Given exercise: Copy every line of the items below without any changes.

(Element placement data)
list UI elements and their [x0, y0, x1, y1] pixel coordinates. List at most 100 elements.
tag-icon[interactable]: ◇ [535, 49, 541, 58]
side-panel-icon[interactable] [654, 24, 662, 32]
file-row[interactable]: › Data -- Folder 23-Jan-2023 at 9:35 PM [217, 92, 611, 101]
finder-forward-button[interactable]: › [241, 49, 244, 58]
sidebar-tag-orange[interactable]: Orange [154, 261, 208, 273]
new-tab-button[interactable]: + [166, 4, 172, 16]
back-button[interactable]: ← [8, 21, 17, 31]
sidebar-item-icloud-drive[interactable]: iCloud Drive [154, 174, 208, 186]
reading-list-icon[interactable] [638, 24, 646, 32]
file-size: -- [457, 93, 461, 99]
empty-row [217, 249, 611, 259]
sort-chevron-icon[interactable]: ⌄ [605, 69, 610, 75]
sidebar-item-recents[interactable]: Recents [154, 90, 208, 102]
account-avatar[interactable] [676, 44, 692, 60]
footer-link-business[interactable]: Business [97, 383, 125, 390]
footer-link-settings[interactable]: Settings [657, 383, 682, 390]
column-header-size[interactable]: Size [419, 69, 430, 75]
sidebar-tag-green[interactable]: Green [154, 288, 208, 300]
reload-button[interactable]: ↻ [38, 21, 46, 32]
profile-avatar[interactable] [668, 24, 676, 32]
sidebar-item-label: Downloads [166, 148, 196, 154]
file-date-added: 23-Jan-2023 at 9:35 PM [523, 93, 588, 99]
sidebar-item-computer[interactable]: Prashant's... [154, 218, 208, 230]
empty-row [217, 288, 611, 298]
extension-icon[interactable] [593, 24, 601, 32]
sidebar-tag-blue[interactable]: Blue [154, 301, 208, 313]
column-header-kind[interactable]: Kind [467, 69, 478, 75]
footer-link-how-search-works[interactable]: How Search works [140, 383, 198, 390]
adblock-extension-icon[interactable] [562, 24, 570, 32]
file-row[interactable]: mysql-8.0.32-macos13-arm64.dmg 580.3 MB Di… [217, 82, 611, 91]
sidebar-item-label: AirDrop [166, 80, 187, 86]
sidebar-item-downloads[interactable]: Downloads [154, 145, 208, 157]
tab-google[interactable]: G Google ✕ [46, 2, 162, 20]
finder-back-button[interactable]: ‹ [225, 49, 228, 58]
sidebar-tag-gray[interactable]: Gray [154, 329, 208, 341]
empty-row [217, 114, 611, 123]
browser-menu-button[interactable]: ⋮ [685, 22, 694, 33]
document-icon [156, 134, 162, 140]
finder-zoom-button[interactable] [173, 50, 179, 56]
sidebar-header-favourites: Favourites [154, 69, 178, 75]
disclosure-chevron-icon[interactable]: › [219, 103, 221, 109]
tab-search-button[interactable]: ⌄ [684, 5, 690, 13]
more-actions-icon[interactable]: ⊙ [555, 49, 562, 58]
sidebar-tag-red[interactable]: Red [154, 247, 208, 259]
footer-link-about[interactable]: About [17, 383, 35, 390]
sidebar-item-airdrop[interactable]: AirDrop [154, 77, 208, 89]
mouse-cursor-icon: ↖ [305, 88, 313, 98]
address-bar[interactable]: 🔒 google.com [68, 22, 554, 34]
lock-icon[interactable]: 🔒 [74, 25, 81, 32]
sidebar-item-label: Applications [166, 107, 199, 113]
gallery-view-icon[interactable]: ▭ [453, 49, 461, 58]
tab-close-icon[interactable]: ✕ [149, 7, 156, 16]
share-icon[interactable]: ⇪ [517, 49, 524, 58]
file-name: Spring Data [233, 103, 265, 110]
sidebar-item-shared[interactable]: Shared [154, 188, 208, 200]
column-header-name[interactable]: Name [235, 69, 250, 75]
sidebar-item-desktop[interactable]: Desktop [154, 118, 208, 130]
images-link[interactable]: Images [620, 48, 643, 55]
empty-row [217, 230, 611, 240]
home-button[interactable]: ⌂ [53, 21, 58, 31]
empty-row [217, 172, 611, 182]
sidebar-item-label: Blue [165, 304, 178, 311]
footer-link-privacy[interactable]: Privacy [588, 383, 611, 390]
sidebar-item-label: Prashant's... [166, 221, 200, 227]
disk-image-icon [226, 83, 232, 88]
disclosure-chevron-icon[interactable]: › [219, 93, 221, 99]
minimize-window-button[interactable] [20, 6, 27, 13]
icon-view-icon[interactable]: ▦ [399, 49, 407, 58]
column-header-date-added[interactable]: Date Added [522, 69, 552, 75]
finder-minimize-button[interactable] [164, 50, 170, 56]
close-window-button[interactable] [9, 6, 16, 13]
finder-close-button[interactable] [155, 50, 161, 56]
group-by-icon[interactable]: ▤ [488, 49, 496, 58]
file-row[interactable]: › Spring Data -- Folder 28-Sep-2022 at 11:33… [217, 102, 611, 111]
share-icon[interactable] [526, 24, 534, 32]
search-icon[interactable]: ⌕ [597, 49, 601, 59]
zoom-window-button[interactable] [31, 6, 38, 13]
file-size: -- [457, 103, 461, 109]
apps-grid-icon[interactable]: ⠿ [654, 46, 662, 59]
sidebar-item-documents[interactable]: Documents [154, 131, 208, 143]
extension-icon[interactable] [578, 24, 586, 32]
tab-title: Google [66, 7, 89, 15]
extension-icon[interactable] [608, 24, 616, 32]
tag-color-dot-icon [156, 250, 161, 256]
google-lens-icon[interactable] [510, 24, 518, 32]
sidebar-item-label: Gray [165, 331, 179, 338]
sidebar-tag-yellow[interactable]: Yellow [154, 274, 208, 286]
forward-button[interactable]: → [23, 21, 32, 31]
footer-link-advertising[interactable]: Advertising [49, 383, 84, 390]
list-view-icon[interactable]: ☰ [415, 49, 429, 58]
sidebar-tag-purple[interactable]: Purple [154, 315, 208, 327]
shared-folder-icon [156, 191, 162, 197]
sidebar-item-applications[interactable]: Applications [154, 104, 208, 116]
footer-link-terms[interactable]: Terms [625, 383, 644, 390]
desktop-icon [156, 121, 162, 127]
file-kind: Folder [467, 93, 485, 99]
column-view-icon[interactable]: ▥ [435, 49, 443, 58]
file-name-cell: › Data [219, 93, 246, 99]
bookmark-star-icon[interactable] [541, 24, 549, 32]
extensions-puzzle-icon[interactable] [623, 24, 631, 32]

Finished exercise:
list UI elements and their [x0, y0, x1, y1] pixel coordinates. List at most 100 elements.
tag-icon[interactable]: ◇ [535, 49, 541, 58]
side-panel-icon[interactable] [654, 24, 662, 32]
file-row[interactable]: › Data -- Folder 23-Jan-2023 at 9:35 PM [217, 92, 611, 101]
finder-forward-button[interactable]: › [241, 49, 244, 58]
sidebar-tag-orange[interactable]: Orange [154, 261, 208, 273]
new-tab-button[interactable]: + [166, 4, 172, 16]
back-button[interactable]: ← [8, 21, 17, 31]
sidebar-item-icloud-drive[interactable]: iCloud Drive [154, 174, 208, 186]
reading-list-icon[interactable] [638, 24, 646, 32]
file-size: -- [457, 93, 461, 99]
empty-row [217, 249, 611, 259]
sort-chevron-icon[interactable]: ⌄ [605, 69, 610, 75]
sidebar-item-recents[interactable]: Recents [154, 90, 208, 102]
account-avatar[interactable] [676, 44, 692, 60]
footer-link-business[interactable]: Business [97, 383, 125, 390]
footer-link-settings[interactable]: Settings [657, 383, 682, 390]
column-header-size[interactable]: Size [419, 69, 430, 75]
sidebar-tag-green[interactable]: Green [154, 288, 208, 300]
reload-button[interactable]: ↻ [38, 21, 46, 32]
profile-avatar[interactable] [668, 24, 676, 32]
sidebar-item-label: Downloads [166, 148, 196, 154]
file-date-added: 23-Jan-2023 at 9:35 PM [523, 93, 588, 99]
sidebar-item-computer[interactable]: Prashant's... [154, 218, 208, 230]
empty-row [217, 288, 611, 298]
extension-icon[interactable] [593, 24, 601, 32]
sidebar-tag-blue[interactable]: Blue [154, 301, 208, 313]
column-header-kind[interactable]: Kind [467, 69, 478, 75]
footer-link-how-search-works[interactable]: How Search works [140, 383, 198, 390]
adblock-extension-icon[interactable] [562, 24, 570, 32]
file-row[interactable]: mysql-8.0.32-macos13-arm64.dmg 580.3 MB Di… [217, 82, 611, 91]
sidebar-item-label: AirDrop [166, 80, 187, 86]
sidebar-item-downloads[interactable]: Downloads [154, 145, 208, 157]
tab-google[interactable]: G Google ✕ [46, 2, 162, 20]
finder-back-button[interactable]: ‹ [225, 49, 228, 58]
sidebar-tag-gray[interactable]: Gray [154, 329, 208, 341]
empty-row [217, 114, 611, 123]
browser-menu-button[interactable]: ⋮ [685, 22, 694, 33]
document-icon [156, 134, 162, 140]
finder-zoom-button[interactable] [173, 50, 179, 56]
sidebar-header-favourites: Favourites [154, 69, 178, 75]
disclosure-chevron-icon[interactable]: › [219, 103, 221, 109]
tab-search-button[interactable]: ⌄ [684, 5, 690, 13]
more-actions-icon[interactable]: ⊙ [555, 49, 562, 58]
sidebar-tag-red[interactable]: Red [154, 247, 208, 259]
footer-link-about[interactable]: About [17, 383, 35, 390]
sidebar-item-airdrop[interactable]: AirDrop [154, 77, 208, 89]
mouse-cursor-icon: ↖ [305, 88, 313, 98]
address-bar[interactable]: 🔒 google.com [68, 22, 554, 34]
lock-icon[interactable]: 🔒 [74, 25, 81, 32]
sidebar-item-label: Applications [166, 107, 199, 113]
gallery-view-icon[interactable]: ▭ [453, 49, 461, 58]
tab-close-icon[interactable]: ✕ [149, 7, 156, 16]
share-icon[interactable]: ⇪ [517, 49, 524, 58]
file-name: Spring Data [233, 103, 265, 110]
sidebar-item-shared[interactable]: Shared [154, 188, 208, 200]
column-header-name[interactable]: Name [235, 69, 250, 75]
sidebar-item-desktop[interactable]: Desktop [154, 118, 208, 130]
images-link[interactable]: Images [620, 48, 643, 55]
empty-row [217, 230, 611, 240]
home-button[interactable]: ⌂ [53, 21, 58, 31]
empty-row [217, 172, 611, 182]
sidebar-item-label: Blue [165, 304, 178, 311]
footer-link-privacy[interactable]: Privacy [588, 383, 611, 390]
sidebar-item-label: Prashant's... [166, 221, 200, 227]
disk-image-icon [226, 83, 232, 88]
disclosure-chevron-icon[interactable]: › [219, 93, 221, 99]
minimize-window-button[interactable] [20, 6, 27, 13]
icon-view-icon[interactable]: ▦ [399, 49, 407, 58]
column-header-date-added[interactable]: Date Added [522, 69, 552, 75]
finder-minimize-button[interactable] [164, 50, 170, 56]
close-window-button[interactable] [9, 6, 16, 13]
finder-close-button[interactable] [155, 50, 161, 56]
group-by-icon[interactable]: ▤ [488, 49, 496, 58]
file-row[interactable]: › Spring Data -- Folder 28-Sep-2022 at 11:33… [217, 102, 611, 111]
share-icon[interactable] [526, 24, 534, 32]
search-icon[interactable]: ⌕ [597, 49, 601, 59]
zoom-window-button[interactable] [31, 6, 38, 13]
file-size: -- [457, 103, 461, 109]
apps-grid-icon[interactable]: ⠿ [654, 46, 662, 59]
sidebar-item-documents[interactable]: Documents [154, 131, 208, 143]
extension-icon[interactable] [578, 24, 586, 32]
tab-title: Google [66, 7, 89, 15]
extension-icon[interactable] [608, 24, 616, 32]
tag-color-dot-icon [156, 250, 161, 256]
google-lens-icon[interactable] [510, 24, 518, 32]
sidebar-item-label: Gray [165, 331, 179, 338]
sidebar-tag-yellow[interactable]: Yellow [154, 274, 208, 286]
forward-button[interactable]: → [23, 21, 32, 31]
footer-link-advertising[interactable]: Advertising [49, 383, 84, 390]
list-view-icon[interactable]: ☰ [415, 49, 429, 58]
sidebar-tag-purple[interactable]: Purple [154, 315, 208, 327]
shared-folder-icon [156, 191, 162, 197]
sidebar-item-applications[interactable]: Applications [154, 104, 208, 116]
footer-link-terms[interactable]: Terms [625, 383, 644, 390]
desktop-icon [156, 121, 162, 127]
file-kind: Folder [467, 93, 485, 99]
column-view-icon[interactable]: ▥ [435, 49, 443, 58]
file-name-cell: › Data [219, 93, 246, 99]
bookmark-star-icon[interactable] [541, 24, 549, 32]
extensions-puzzle-icon[interactable] [623, 24, 631, 32]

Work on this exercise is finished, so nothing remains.